AIM OF THE EXERCISE> Only a number is wanted: how many lines in the records below contain "indicar"?

DATA EXTRACT>
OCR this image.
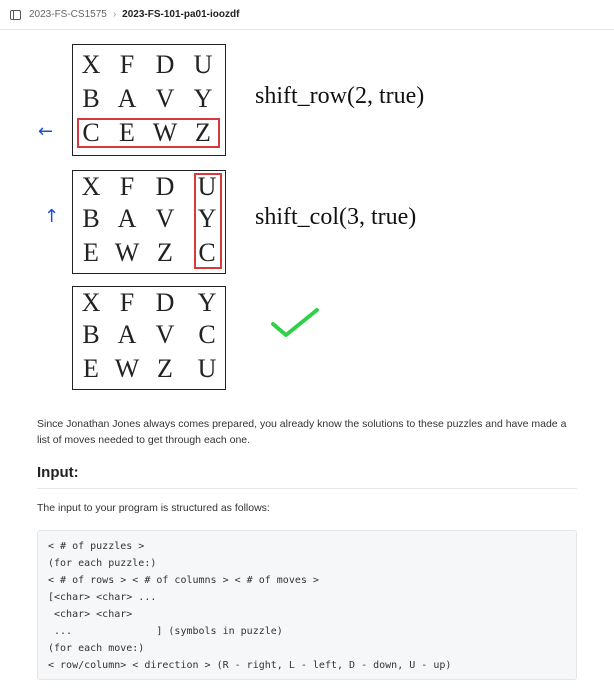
2023-FS-CS1575 › 2023-FS-101-pa01-ioozdf
←
X F D U
B A V Y
C E W Z
shift_row(2, true)
↑
X F D U
B A V Y
E W Z C
shift_col(3, true)
X F D Y
B A V C
E W Z U

Since Jonathan Jones always comes prepared, you already know the solutions to these puzzles and have made a list of moves needed to get through each one.

Input:

The input to your program is structured as follows:

< # of puzzles >
(for each puzzle:)
< # of rows > < # of columns > < # of moves >
[<char> <char> ...
<char> <char>
...              ] (symbols in puzzle)
(for each move:)
< row/column> < direction > (R - right, L - left, D - down, U - up)
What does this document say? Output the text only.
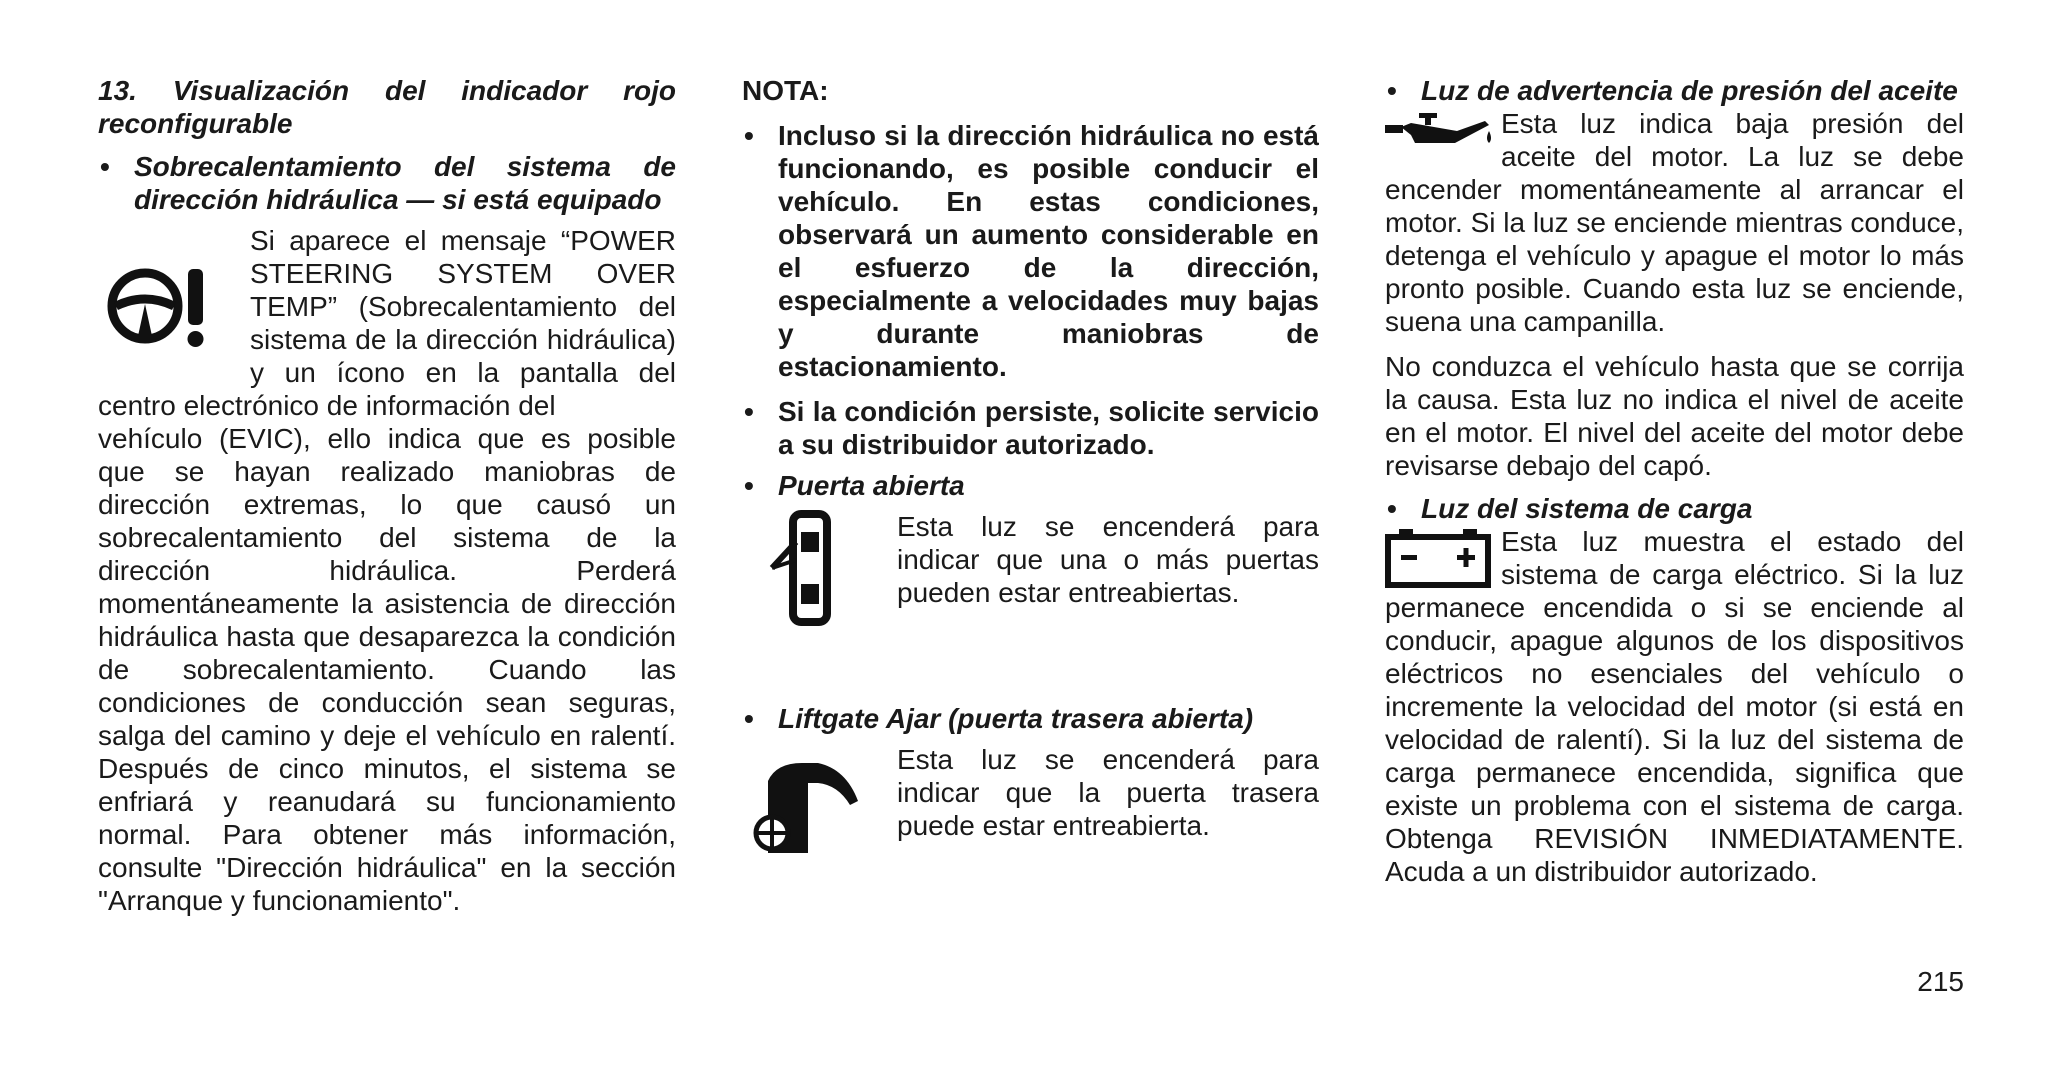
13. Visualización del indicador rojo reconfigurable

• Sobrecalentamiento del sistema de dirección hidráulica — si está equipado

Si aparece el mensaje “POWER STEERING SYSTEM OVER TEMP” (Sobrecalentamiento del sistema de la dirección hidráulica) y un ícono en la pantalla del centro electrónico de información del

vehículo (EVIC), ello indica que es posible que se hayan realizado maniobras de dirección extremas, lo que causó un sobrecalentamiento del sistema de la dirección hidráulica. Perderá momentáneamente la asistencia de dirección hidráulica hasta que desaparezca la condición de sobrecalentamiento. Cuando las condiciones de conducción sean seguras, salga del camino y deje el vehículo en ralentí. Después de cinco minutos, el sistema se enfriará y reanudará su funcionamiento normal. Para obtener más información, consulte "Dirección hidráulica" en la sección "Arranque y funcionamiento".

NOTA:

• Incluso si la dirección hidráulica no está funcionando, es posible conducir el vehículo. En estas condiciones, observará un aumento considerable en el esfuerzo de la dirección, especialmente a velocidades muy bajas y durante maniobras de estacionamiento.
• Si la condición persiste, solicite servicio a su distribuidor autorizado.
• Puerta abierta

Esta luz se encenderá para indicar que una o más puertas pueden estar entreabiertas.

• Liftgate Ajar (puerta trasera abierta)

Esta luz se encenderá para indicar que la puerta trasera puede estar entreabierta.

• Luz de advertencia de presión del aceite

Esta luz indica baja presión del aceite del motor. La luz se debe encender momentáneamente al arrancar el motor. Si la luz se enciende mientras conduce, detenga el vehículo y apague el motor lo más pronto posible. Cuando esta luz se enciende, suena una campanilla.

No conduzca el vehículo hasta que se corrija la causa. Esta luz no indica el nivel de aceite en el motor. El nivel del aceite del motor debe revisarse debajo del capó.

• Luz del sistema de carga

Esta luz muestra el estado del sistema de carga eléctrico. Si la luz permanece encendida o si se enciende al conducir, apague algunos de los dispositivos eléctricos no esenciales del vehículo o incremente la velocidad del motor (si está en velocidad de ralentí). Si la luz del sistema de carga permanece encendida, significa que existe un problema con el sistema de carga. Obtenga REVISIÓN INMEDIATAMENTE. Acuda a un distribuidor autorizado.

215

FULL SOLUTION> 2